→ **TEXTO DO EXERCÍCIO**:
Em conformidade com essa ideia, os princípios basilares da bioética são fundamentais no exercício de alteridade nos serviços de promoção de saúde pública e bem-estar social, porque a bioética examina, de forma equilibrada, os benefícios e malefícios que podem aparecer na pesquisa e posicionar-se sobre situações de risco. Na bioética global, mesmo com as limitações, a ética da alteridade pode ser vista como uma abordagem que coloca o outro como sujeito e protagonista, usuário e crítico, responsável pelos serviços de saúde ou no desenvolvimento de políticas públicas de prevenção e manutenção de ordem, estimando a perspectiva ética da vulnerabilidade. A relação entre as éticas de alteridade e vulnerabilidade convida a reflexão de uma interação produtiva para que a biossegurança e seus objetivos derivados, possam ser plenamente atingidos, sem deixar de considerar a participação do "outro" no processo. A ética da alteridade é uma ação pouco entendida e explorada pelos profissionais da área técnica-científica, inclusive na elaboração de planos políticos.

→ **DADOS FORNECIDOS**:
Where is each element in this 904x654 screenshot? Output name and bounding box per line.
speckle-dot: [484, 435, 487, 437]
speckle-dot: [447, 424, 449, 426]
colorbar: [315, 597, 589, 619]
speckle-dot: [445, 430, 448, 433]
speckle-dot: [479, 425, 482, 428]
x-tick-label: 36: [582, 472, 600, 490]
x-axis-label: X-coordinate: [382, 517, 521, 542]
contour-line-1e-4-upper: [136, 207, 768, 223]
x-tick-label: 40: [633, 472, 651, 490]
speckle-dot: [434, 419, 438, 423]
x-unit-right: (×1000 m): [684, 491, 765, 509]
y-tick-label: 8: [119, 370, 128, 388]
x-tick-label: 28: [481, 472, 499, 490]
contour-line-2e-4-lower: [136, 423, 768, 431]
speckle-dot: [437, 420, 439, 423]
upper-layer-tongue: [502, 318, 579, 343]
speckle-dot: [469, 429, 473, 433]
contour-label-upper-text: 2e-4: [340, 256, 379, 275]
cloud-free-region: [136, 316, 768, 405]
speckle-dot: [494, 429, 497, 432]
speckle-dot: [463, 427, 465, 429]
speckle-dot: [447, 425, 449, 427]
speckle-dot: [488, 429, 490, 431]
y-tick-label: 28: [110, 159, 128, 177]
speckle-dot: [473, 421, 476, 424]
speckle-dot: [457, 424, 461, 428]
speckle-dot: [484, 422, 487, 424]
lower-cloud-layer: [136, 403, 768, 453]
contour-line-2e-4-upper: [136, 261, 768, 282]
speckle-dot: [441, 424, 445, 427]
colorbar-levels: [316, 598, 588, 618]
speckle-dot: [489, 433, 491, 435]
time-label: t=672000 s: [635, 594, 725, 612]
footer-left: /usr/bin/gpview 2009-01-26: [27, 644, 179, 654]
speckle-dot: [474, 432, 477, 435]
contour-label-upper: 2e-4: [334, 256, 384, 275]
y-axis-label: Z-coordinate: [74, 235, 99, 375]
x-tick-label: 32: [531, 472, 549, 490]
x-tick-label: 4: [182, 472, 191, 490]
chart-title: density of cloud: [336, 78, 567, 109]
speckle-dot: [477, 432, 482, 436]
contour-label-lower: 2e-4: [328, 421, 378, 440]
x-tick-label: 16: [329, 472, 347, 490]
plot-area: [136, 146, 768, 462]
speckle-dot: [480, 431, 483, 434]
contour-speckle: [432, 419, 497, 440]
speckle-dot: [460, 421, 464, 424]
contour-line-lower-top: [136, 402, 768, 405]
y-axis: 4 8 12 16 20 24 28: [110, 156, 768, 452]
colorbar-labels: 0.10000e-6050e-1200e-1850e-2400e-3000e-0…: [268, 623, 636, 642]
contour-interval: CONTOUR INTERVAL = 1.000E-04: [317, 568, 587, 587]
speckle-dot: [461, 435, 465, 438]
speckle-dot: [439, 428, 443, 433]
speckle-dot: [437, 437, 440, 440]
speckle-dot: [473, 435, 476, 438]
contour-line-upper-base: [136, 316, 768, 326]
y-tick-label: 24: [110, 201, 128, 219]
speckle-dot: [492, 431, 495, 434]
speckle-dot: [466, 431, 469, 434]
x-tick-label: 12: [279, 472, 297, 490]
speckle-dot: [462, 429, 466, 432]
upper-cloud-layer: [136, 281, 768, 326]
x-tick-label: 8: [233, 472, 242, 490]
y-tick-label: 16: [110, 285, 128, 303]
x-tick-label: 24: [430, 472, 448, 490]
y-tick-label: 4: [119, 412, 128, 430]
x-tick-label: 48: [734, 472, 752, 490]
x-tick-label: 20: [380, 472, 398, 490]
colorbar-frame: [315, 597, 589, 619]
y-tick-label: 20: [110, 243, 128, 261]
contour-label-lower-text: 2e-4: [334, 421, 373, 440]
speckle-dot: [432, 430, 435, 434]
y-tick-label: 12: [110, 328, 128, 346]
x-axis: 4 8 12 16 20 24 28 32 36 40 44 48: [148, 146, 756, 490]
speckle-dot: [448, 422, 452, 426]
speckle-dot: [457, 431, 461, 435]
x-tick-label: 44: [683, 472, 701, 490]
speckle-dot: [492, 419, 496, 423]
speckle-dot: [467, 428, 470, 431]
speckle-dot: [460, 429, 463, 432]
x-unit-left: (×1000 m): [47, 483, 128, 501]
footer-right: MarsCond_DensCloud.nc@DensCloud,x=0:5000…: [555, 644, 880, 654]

→ **CONJUNTO DE EXERCÍCIOS**:
[1] Liste todos os papéis que, segundo o texto sobre bioética e alteridade, a ética da alteridade atribui ao outro.
[2] Prossiga com o texto sobre bioética e alteridade a partir do ponto em que ele termina.

→ **RESPOSTAS**:
[1] sujeito; protagonista; usuário; crítico; responsável pelos serviços de saúde ou no desenvolvimento de políticas públicas de prevenção e manutenção de ordem

[2]
            A UNESCO destaca a importância dos princípios éticos na mudança climática, pois ela está afetando os pilares da nossa saúde: abrigo, alimentos, água e qualidade do ar, segundo a OMS. A ética da alteridade pode ser aplicada nesse cenário, reforçando a abordagem preventiva como um dos princípios éticos na questão das mudanças climáticas, sob a perspectiva da equidade e justiça, evocando políticas públicas, baseados em ciência e integridade, com propósito, ainda que superficial de sustentabilidade e solidariedade.

Levinas ao pensar o princípio da alteridade originalmente se refere as relações humanas, entretanto, sabe-se cada vez mais que vivemos numa casa comum e que precisamos refletir sobre o cuidado de todo ambiente. Nesse sentido é que olhamos para o tema Mudanças Climáticas Saúde e qualidade de vida, a partir das notícias dos ciclones no Sul do Brasil.

O desejo insaciável de consumo, a intervenção desenfreada no ambiente, na natureza, o avanço tecnológico, a falta de compromisso dos governos e de todos os setores da sociedade em implementar políticas que garantam a sobrevivência do planeta, exige uma nova ética, uma ética do cuidado, do reconhecimento da diversidade, uma ética comprometida com a vida. Essa ética está na contramão do sistema econômico vigente que se não for revisto nos encaminha para um final devastador.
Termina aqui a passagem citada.